■ **Stated exercise**
Which lines in the items below contain the string "header", with case counting? Copy each of those lines.

■ **Rows**
↓

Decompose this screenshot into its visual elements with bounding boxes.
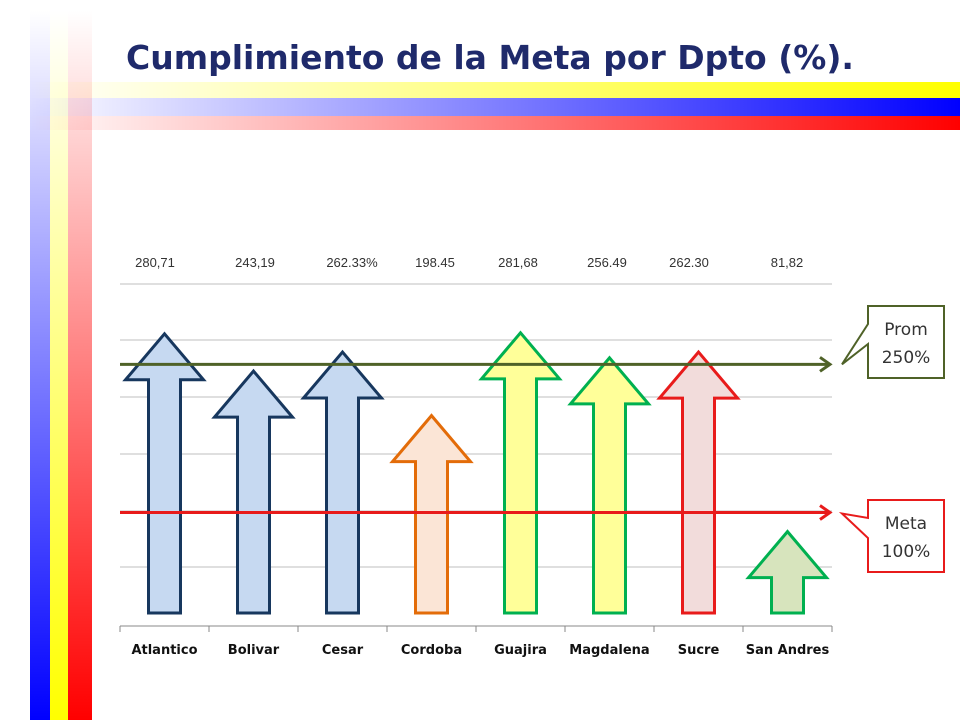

↑
↓

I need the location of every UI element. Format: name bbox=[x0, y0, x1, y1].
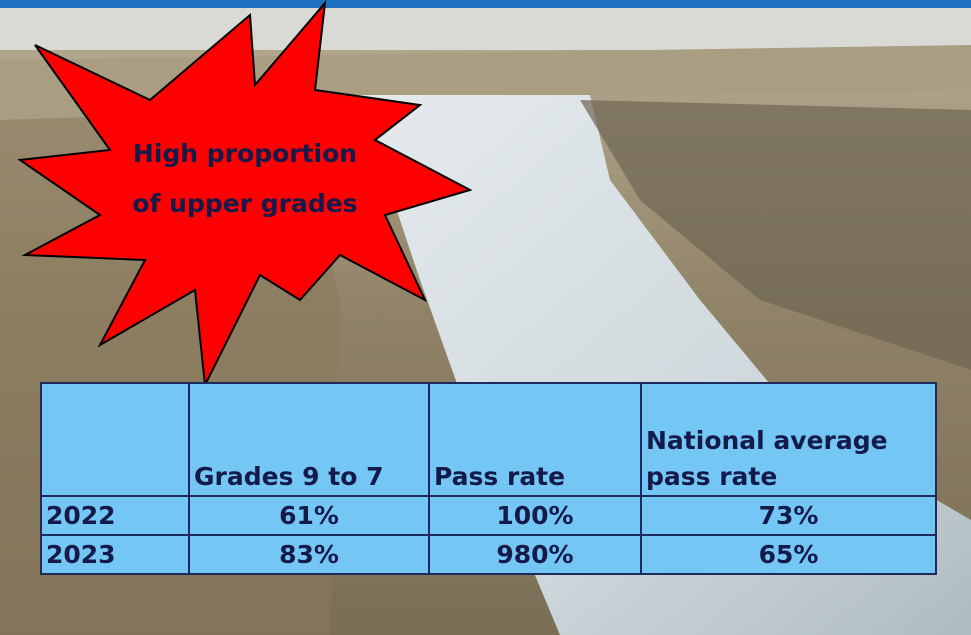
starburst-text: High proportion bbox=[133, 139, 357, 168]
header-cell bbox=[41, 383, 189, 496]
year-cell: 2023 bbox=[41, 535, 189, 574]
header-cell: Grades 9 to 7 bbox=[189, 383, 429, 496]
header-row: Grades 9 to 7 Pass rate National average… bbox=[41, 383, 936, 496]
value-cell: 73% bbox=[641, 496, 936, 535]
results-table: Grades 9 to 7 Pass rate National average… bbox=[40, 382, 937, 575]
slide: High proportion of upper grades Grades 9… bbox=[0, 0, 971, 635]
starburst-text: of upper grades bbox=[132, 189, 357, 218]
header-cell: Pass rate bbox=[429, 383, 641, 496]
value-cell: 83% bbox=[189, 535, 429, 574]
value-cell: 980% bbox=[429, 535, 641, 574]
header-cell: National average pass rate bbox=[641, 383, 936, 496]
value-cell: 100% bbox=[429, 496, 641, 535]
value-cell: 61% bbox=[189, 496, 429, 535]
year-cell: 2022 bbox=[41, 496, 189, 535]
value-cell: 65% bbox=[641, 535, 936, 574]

↑

■ **The solution**
header-cell bbox=[41, 383, 189, 496]
header-cell: Grades 9 to 7 bbox=[189, 383, 429, 496]
header-row: Grades 9 to 7 Pass rate National average… bbox=[41, 383, 936, 496]
header-cell: Pass rate bbox=[429, 383, 641, 496]
header-cell: National average pass rate bbox=[641, 383, 936, 496]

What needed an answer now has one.